■ **RECORDS FOR THE TASK**
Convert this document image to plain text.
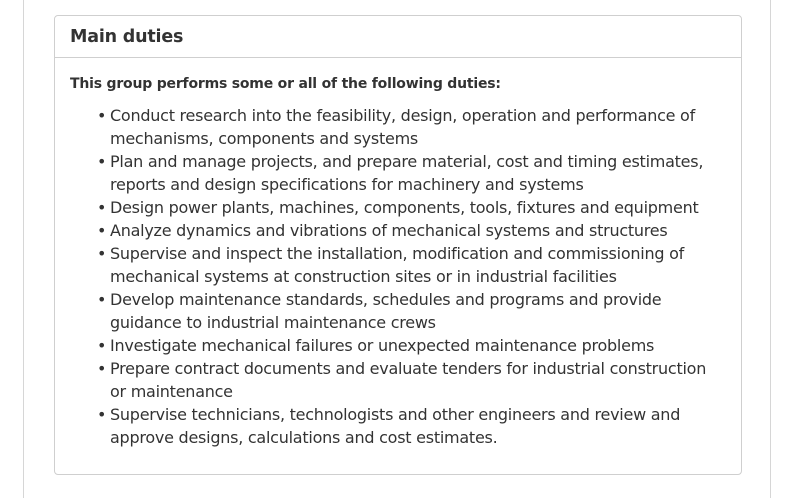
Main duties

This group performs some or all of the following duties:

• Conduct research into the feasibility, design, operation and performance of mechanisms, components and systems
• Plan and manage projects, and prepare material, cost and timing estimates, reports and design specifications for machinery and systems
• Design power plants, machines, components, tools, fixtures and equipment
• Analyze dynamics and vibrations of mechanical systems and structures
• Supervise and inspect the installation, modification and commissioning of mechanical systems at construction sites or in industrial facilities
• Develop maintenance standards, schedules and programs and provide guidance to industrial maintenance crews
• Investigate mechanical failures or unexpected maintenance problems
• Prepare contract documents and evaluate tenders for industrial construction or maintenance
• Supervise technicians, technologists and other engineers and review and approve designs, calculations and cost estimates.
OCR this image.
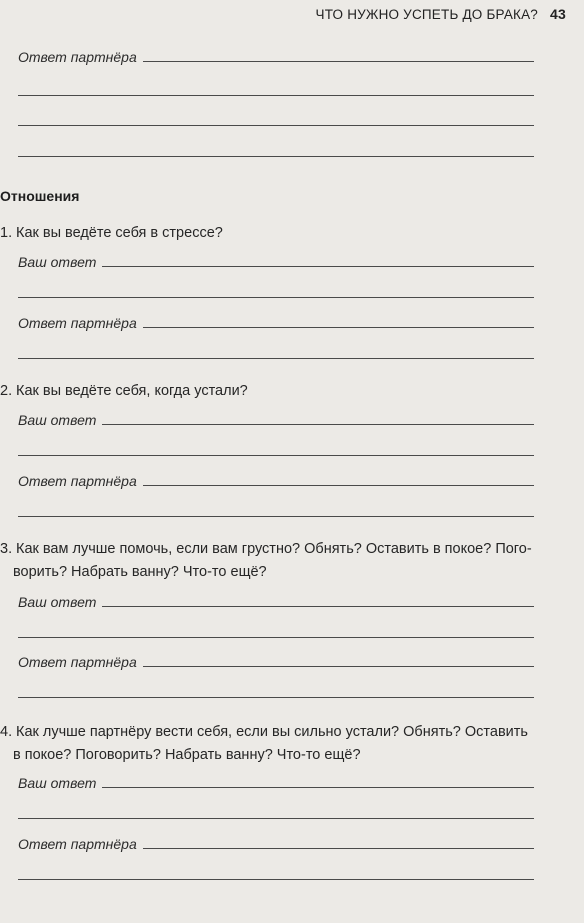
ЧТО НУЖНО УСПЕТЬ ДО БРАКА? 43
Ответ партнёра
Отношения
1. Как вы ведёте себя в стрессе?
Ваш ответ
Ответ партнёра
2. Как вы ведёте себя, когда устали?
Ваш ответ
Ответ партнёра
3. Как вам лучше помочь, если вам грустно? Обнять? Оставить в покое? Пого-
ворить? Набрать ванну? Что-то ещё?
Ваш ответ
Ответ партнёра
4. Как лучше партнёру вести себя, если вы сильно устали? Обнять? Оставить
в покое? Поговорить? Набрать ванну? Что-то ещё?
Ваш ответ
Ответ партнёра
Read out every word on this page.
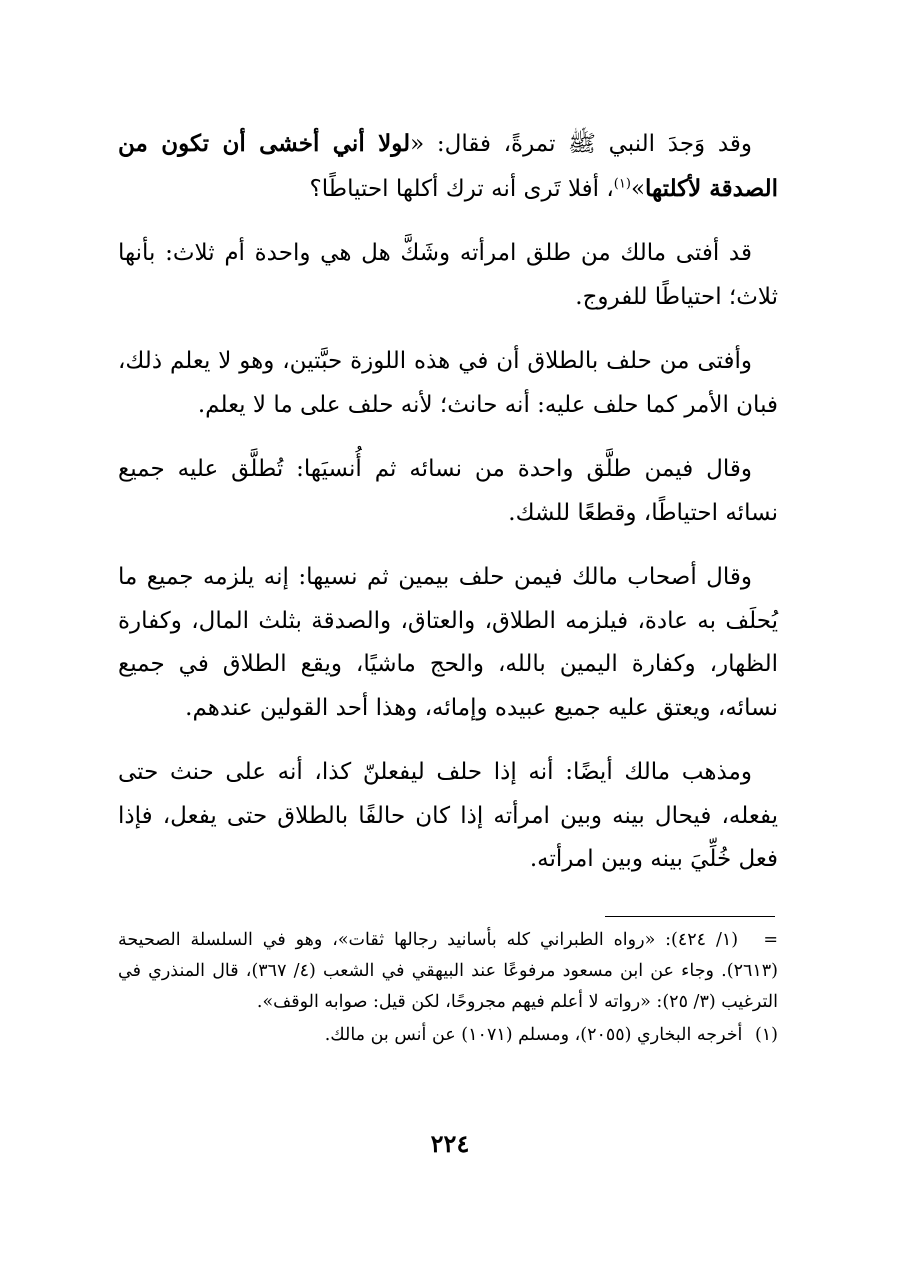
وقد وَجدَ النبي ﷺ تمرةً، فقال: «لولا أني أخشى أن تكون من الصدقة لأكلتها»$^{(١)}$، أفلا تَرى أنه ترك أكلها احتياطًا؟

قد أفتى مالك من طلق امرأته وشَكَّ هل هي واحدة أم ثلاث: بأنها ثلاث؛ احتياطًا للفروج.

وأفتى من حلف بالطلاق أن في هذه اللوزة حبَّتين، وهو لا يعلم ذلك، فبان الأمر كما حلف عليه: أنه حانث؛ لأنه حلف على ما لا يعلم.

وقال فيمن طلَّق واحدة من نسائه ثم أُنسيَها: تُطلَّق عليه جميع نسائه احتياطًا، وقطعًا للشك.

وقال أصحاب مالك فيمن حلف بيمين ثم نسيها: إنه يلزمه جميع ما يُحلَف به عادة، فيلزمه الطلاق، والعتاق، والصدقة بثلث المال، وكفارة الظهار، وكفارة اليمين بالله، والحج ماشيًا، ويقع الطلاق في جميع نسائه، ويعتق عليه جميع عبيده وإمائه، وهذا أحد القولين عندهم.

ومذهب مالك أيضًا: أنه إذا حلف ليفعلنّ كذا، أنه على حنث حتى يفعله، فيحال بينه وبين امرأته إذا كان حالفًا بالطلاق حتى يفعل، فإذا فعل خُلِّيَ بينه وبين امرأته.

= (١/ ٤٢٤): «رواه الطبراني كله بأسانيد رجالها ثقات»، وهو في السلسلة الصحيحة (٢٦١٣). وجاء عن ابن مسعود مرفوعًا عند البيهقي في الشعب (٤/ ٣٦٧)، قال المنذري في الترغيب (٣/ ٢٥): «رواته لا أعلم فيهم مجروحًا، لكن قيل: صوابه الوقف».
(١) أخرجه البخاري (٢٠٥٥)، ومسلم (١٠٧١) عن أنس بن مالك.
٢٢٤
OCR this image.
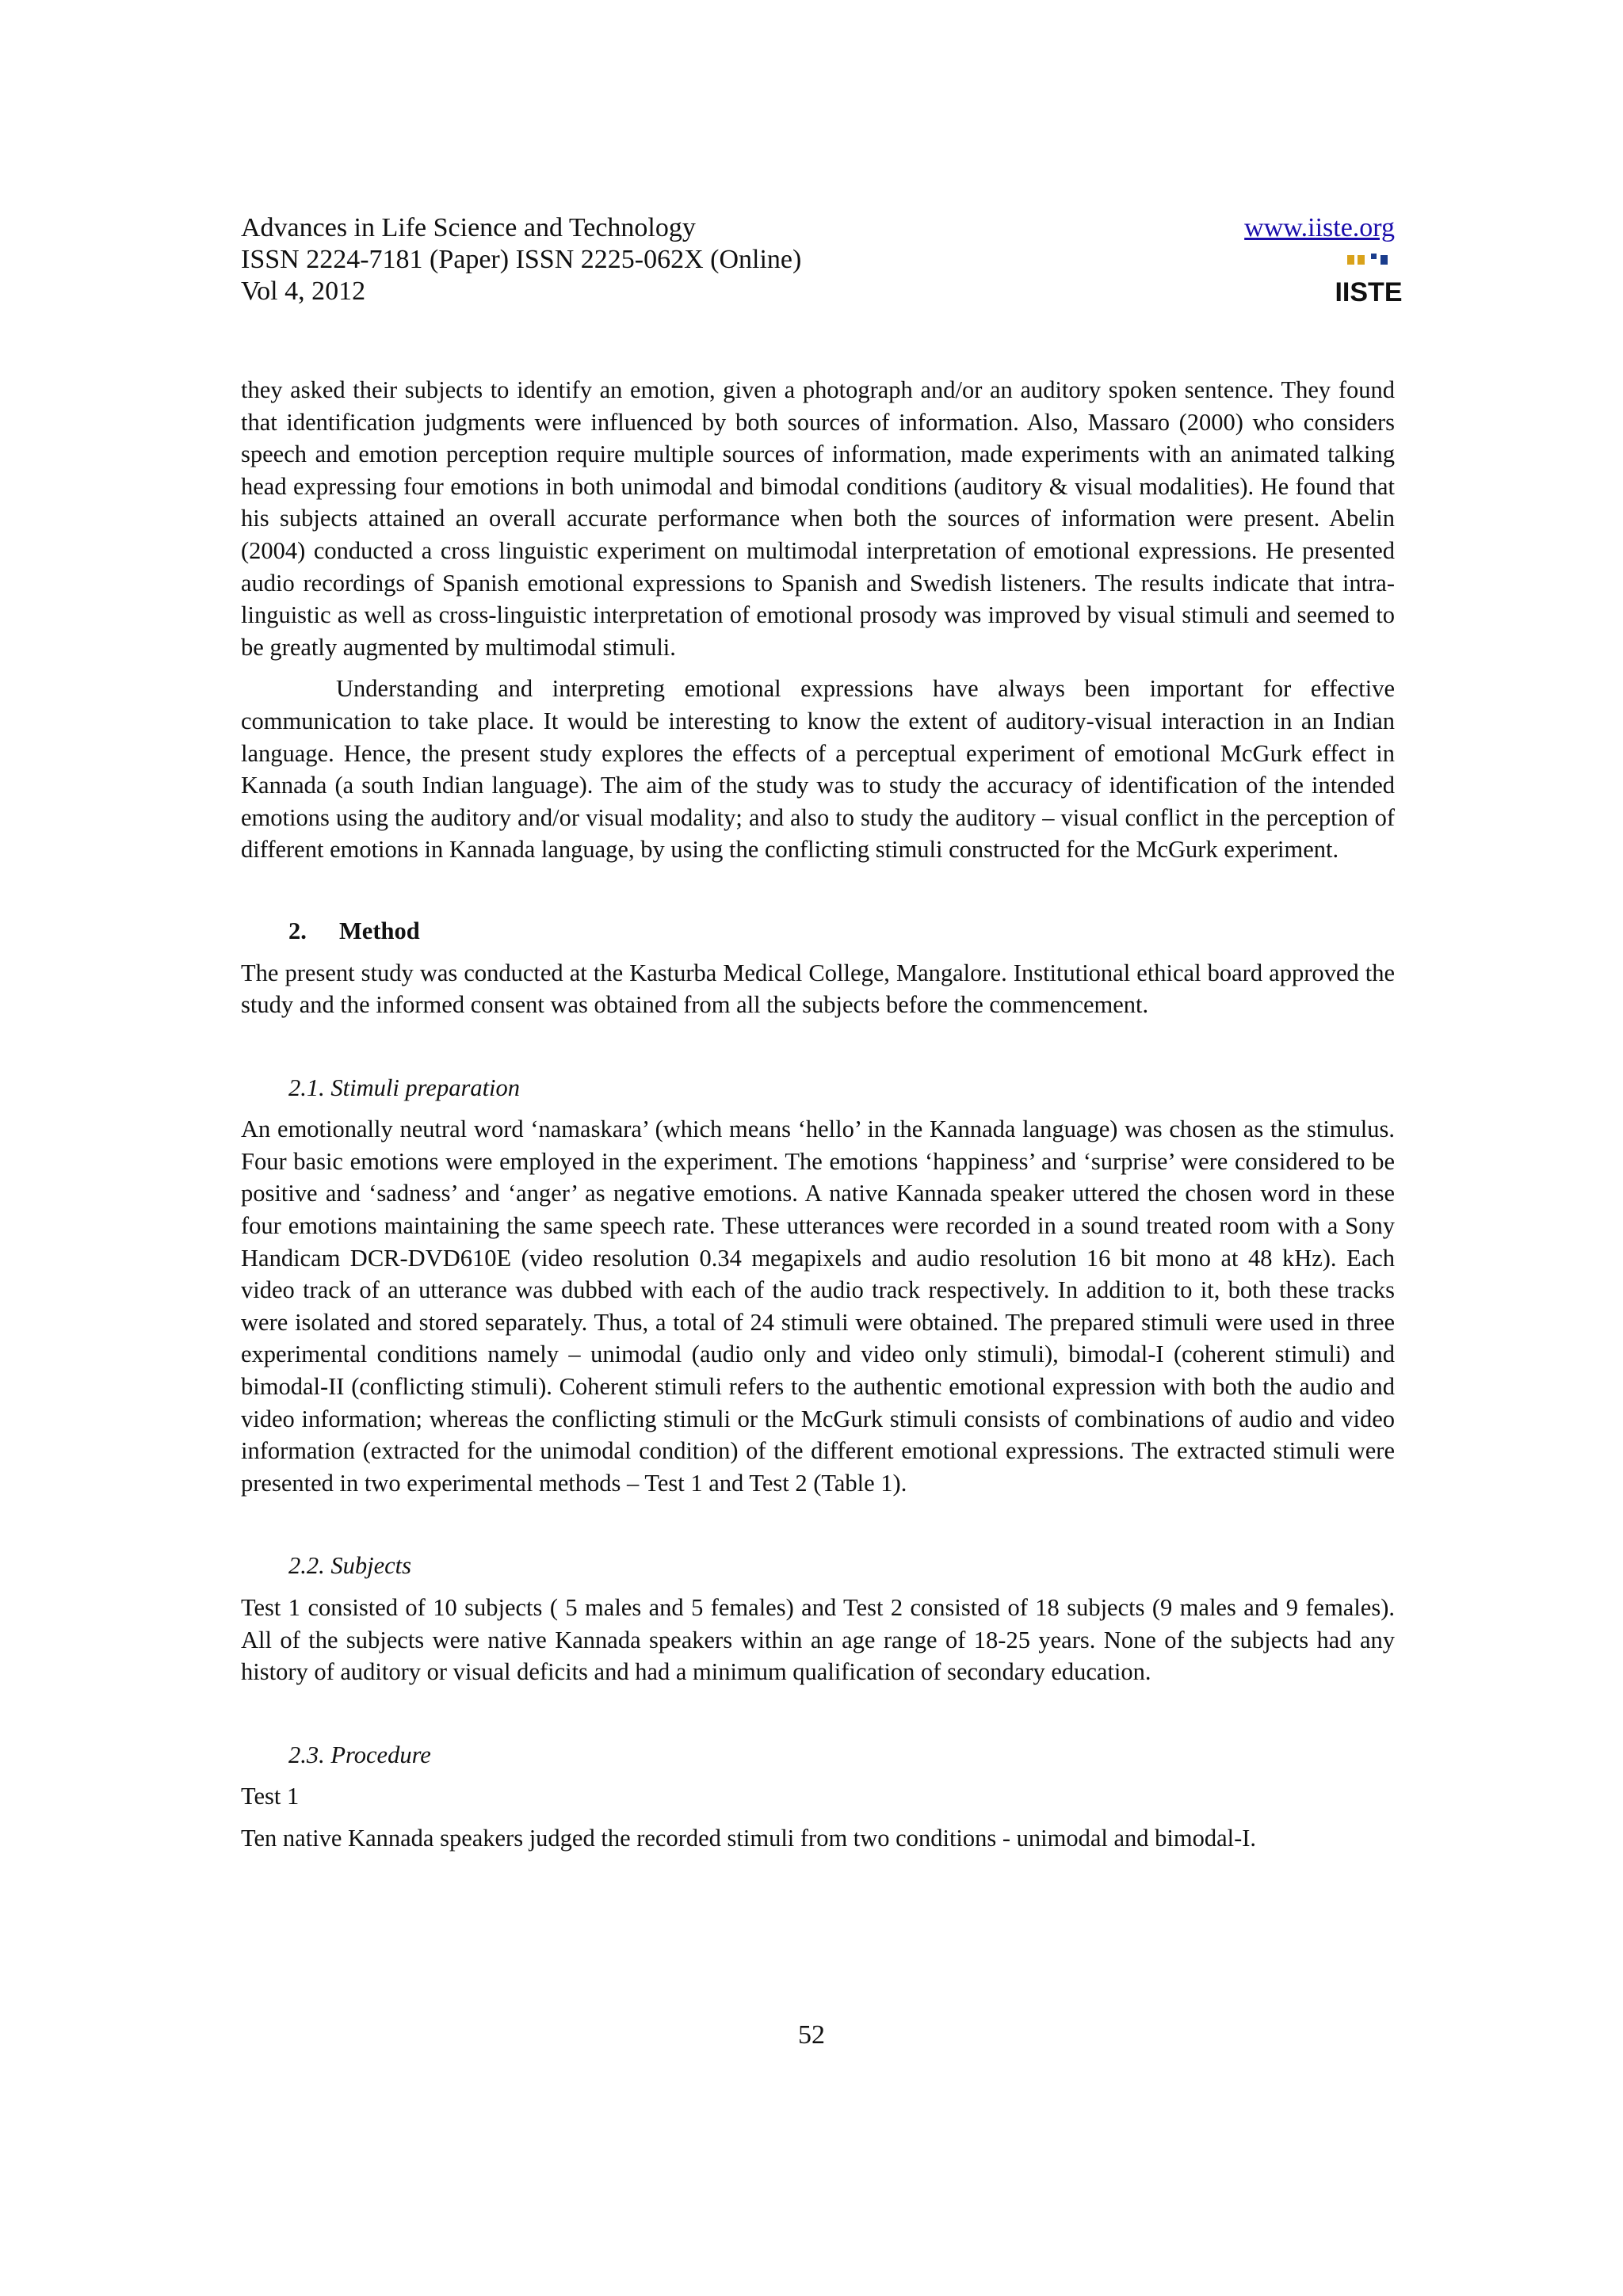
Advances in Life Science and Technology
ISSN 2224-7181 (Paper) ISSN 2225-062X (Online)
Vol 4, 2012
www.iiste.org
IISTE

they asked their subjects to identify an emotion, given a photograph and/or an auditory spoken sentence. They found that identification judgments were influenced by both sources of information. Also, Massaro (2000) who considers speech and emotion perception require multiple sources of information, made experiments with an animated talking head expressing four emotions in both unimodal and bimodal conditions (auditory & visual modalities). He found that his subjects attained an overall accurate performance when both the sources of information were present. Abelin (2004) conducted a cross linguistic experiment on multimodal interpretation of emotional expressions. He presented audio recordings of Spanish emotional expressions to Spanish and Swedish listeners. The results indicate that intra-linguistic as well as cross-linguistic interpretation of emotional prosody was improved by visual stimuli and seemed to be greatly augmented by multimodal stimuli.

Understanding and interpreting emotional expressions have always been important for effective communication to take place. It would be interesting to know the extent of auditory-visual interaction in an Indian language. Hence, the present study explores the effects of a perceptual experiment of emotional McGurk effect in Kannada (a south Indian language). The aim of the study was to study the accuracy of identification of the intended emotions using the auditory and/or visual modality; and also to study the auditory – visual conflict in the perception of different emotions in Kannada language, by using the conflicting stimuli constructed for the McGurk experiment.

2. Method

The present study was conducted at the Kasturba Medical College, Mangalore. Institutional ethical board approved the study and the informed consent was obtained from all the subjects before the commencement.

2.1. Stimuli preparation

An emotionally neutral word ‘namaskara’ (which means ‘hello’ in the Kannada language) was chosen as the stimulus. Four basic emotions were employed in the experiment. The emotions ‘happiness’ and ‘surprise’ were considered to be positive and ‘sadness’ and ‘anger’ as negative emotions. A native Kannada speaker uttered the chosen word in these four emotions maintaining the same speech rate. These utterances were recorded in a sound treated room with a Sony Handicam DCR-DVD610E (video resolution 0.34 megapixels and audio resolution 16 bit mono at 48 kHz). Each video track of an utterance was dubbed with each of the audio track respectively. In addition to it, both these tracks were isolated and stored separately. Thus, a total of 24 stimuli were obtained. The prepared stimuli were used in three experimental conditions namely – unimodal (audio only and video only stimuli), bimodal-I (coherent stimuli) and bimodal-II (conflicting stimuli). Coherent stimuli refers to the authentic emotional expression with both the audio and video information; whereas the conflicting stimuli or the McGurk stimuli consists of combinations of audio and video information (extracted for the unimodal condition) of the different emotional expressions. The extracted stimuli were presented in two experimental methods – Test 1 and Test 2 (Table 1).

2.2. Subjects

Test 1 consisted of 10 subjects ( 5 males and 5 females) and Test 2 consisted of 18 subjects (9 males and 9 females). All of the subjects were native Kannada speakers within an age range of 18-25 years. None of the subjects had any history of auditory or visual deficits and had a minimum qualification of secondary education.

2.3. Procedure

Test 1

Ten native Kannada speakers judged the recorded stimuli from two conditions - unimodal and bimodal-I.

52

■ **EXERCISE OBJECTIVE**
Collect every line above that contains the word "امرأته".

■ **TASK SOLUTION**
قد أفتى مالك من طلق امرأته وشَكَّ هل هي واحدة أم ثلاث: بأنها ثلاث؛ احتياطًا للفروج.
ومذهب مالك أيضًا: أنه إذا حلف ليفعلنّ كذا، أنه على حنث حتى يفعله، فيحال بينه وبين امرأته إذا كان حالفًا بالطلاق حتى يفعل، فإذا فعل خُلِّيَ بينه وبين امرأته.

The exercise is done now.